** start Given entries **

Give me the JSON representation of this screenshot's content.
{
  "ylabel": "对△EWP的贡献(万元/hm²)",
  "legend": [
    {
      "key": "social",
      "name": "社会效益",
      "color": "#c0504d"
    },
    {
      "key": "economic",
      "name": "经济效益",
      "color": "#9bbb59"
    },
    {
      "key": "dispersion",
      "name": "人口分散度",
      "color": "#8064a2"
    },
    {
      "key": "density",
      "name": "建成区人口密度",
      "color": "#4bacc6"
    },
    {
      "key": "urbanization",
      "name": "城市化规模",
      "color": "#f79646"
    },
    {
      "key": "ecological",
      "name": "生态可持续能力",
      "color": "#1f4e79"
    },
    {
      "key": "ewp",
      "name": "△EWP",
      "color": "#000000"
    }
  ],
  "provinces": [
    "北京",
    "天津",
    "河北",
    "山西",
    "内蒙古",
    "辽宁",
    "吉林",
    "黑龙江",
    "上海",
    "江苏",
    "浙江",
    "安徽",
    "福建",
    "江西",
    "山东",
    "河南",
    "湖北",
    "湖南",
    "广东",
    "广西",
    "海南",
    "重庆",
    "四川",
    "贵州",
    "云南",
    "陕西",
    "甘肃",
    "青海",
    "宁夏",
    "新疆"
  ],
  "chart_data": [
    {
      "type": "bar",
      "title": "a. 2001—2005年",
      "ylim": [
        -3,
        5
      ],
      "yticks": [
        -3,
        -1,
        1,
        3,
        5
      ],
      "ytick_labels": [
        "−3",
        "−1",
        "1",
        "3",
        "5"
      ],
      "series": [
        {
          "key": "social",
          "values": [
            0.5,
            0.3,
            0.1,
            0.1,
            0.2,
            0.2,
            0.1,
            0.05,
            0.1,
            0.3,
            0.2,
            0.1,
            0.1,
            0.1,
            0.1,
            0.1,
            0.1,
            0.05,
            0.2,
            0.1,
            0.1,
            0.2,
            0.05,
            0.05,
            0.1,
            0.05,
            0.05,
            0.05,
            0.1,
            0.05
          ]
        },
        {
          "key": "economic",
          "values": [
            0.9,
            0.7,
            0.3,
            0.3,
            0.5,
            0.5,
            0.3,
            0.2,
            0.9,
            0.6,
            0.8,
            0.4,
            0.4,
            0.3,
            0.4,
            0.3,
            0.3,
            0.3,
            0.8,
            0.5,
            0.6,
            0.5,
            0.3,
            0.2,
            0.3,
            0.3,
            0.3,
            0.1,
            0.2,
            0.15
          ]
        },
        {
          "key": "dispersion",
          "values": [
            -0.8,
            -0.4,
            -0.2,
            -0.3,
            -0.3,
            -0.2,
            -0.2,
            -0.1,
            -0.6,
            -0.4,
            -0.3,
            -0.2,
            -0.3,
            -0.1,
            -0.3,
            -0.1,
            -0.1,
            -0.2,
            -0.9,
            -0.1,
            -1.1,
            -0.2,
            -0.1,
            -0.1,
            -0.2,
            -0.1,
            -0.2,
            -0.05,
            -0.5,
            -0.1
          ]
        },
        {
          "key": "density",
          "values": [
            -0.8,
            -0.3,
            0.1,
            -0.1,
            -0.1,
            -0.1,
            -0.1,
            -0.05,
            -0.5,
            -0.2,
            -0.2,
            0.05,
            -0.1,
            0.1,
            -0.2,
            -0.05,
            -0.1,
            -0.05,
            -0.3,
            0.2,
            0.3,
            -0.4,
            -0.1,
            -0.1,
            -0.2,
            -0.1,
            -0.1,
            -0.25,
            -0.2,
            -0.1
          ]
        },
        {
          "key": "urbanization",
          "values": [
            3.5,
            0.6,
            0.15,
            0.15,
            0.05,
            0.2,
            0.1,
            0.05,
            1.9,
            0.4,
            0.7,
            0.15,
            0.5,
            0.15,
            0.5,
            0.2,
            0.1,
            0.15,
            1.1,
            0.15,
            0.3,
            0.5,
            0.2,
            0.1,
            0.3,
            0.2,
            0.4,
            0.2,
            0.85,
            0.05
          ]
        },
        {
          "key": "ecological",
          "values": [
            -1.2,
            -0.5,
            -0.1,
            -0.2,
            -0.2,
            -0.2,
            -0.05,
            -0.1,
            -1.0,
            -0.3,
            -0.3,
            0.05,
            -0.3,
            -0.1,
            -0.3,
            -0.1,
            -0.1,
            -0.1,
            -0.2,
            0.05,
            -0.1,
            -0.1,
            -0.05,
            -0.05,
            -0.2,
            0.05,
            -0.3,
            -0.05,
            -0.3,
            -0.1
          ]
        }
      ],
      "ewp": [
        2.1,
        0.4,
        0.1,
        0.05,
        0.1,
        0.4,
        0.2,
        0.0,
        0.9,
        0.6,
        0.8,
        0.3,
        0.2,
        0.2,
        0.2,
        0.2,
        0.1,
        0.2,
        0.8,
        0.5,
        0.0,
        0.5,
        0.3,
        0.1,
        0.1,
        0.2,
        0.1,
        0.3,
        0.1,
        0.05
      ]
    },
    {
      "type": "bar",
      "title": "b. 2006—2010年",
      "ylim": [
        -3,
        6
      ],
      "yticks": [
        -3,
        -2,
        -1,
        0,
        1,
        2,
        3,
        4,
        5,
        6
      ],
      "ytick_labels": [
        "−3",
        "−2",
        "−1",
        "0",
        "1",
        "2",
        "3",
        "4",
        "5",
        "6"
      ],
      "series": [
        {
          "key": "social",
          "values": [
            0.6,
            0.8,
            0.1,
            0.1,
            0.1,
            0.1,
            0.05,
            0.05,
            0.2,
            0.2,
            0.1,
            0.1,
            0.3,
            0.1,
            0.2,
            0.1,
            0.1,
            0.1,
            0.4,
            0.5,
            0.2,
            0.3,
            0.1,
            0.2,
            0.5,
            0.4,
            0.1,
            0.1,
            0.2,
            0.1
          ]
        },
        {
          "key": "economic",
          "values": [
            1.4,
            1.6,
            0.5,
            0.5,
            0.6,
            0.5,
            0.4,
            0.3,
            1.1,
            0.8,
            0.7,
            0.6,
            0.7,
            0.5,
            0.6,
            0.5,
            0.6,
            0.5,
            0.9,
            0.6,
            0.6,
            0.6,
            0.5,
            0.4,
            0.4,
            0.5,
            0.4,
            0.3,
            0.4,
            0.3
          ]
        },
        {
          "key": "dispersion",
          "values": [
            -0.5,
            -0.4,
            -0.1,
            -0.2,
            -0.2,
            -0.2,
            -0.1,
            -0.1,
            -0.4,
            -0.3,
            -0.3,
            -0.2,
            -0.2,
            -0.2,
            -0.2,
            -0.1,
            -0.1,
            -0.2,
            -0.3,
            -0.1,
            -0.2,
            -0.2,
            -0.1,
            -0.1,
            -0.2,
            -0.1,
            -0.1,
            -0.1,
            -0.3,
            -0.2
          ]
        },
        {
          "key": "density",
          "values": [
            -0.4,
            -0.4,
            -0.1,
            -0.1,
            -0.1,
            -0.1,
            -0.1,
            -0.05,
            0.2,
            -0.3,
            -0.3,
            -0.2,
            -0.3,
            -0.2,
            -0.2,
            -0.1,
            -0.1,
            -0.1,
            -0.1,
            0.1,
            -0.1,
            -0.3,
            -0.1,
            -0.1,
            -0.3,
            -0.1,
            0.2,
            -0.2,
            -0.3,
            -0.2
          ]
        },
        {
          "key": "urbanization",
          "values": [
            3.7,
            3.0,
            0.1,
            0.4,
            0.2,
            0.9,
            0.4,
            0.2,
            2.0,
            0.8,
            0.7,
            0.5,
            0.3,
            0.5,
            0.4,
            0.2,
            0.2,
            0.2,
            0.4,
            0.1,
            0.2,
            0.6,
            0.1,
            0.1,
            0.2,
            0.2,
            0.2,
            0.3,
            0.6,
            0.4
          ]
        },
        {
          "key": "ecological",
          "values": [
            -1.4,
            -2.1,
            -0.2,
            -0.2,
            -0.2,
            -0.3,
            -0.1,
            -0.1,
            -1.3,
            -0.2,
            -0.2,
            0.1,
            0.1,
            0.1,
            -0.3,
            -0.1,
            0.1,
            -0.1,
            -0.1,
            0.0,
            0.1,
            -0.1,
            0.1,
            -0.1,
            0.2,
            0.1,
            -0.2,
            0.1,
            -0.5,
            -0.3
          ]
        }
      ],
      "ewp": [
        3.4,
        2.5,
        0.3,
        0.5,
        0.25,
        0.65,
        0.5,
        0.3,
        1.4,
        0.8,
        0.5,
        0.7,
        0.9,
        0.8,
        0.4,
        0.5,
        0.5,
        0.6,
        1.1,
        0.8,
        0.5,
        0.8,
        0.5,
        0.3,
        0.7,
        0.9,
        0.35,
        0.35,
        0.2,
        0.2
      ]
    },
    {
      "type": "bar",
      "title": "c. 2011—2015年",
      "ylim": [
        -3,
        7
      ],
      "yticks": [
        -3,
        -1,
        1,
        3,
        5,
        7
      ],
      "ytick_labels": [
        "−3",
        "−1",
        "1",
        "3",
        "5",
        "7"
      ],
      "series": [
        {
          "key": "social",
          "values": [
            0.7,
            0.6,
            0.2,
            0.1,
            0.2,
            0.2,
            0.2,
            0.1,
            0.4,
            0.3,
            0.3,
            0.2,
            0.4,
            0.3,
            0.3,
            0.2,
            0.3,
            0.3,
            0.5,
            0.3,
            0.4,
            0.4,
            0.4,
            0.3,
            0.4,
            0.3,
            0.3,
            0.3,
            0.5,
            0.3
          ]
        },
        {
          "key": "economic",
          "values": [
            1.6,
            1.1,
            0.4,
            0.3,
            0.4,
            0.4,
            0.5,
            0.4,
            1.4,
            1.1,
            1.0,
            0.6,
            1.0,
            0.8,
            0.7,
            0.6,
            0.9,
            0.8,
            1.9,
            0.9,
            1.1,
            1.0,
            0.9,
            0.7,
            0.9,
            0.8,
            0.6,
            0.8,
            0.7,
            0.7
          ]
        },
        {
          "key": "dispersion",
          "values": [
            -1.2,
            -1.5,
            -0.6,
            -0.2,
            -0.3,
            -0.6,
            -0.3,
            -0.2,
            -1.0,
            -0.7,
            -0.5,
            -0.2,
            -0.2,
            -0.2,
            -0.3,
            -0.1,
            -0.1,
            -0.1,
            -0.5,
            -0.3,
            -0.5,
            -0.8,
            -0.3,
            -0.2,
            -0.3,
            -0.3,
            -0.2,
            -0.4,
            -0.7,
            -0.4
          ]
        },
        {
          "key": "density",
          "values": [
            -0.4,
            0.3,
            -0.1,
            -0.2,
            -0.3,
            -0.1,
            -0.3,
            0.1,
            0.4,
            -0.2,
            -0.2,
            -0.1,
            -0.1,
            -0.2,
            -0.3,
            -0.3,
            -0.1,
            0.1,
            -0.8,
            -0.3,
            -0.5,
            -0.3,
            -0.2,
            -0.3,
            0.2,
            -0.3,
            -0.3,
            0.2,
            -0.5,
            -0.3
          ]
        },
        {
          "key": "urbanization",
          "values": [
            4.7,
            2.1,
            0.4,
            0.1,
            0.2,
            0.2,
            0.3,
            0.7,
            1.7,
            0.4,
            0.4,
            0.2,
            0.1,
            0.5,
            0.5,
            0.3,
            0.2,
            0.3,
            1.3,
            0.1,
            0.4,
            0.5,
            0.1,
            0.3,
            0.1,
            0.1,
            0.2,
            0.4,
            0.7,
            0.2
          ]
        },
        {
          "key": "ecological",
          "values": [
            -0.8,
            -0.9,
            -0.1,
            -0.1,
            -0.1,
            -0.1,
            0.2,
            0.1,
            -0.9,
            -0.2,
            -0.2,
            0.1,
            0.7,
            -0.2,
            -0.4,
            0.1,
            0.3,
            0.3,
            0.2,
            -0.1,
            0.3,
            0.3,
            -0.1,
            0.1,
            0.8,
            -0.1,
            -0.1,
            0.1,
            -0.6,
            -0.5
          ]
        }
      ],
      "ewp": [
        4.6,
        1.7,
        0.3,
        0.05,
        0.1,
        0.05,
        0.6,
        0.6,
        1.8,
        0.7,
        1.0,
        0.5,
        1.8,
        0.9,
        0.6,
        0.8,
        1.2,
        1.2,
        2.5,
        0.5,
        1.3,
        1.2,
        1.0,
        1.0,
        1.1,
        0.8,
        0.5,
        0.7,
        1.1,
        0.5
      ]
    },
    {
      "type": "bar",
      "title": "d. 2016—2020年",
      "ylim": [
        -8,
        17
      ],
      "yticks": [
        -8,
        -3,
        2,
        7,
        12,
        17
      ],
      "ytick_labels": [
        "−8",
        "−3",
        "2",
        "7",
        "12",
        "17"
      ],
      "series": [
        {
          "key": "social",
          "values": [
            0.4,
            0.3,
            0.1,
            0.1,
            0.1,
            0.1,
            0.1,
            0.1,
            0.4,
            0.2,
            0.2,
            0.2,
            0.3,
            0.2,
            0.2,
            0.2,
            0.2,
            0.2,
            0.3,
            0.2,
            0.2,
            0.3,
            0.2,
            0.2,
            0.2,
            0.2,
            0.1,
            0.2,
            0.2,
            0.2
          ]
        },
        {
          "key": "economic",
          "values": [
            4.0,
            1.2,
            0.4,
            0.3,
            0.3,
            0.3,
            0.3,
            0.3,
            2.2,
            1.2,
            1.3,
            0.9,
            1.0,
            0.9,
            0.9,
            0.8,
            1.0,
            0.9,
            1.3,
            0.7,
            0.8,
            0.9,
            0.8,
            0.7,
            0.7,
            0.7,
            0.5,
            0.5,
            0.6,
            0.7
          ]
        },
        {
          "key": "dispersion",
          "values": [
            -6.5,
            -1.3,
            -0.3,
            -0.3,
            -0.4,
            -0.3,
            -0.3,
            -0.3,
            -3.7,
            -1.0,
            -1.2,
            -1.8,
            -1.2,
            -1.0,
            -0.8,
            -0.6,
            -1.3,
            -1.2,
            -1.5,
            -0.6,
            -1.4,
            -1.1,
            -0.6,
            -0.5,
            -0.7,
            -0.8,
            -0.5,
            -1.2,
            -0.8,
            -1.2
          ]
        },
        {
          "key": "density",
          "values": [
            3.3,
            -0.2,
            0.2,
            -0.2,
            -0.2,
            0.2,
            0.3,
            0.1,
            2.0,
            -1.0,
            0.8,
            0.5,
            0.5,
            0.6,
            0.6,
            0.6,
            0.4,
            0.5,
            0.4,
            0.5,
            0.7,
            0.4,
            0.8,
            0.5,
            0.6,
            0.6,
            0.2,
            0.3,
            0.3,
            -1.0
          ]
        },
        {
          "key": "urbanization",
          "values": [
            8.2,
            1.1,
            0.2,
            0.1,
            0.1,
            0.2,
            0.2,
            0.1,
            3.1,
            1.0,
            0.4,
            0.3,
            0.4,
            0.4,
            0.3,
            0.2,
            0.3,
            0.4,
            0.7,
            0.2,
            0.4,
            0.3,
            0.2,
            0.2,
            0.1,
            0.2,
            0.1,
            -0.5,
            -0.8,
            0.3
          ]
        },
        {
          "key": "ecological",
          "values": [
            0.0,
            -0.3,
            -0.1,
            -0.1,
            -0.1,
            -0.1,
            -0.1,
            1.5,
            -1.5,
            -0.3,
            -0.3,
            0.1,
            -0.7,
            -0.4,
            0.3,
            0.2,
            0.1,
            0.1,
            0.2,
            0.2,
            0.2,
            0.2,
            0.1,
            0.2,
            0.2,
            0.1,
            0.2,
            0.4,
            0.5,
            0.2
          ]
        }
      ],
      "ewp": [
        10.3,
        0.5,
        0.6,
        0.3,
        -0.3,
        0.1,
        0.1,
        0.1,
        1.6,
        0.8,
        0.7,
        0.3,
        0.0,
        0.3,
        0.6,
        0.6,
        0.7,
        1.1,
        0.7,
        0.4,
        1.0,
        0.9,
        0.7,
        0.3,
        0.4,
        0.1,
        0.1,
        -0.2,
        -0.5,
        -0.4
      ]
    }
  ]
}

** end Given entries **

Goal of the exercise: Copy out every line from the records that has the word "title".

Result below:
      "title": "a. 2001—2005年",
      "title": "b. 2006—2010年",
      "title": "c. 2011—2015年",
      "title": "d. 2016—2020年",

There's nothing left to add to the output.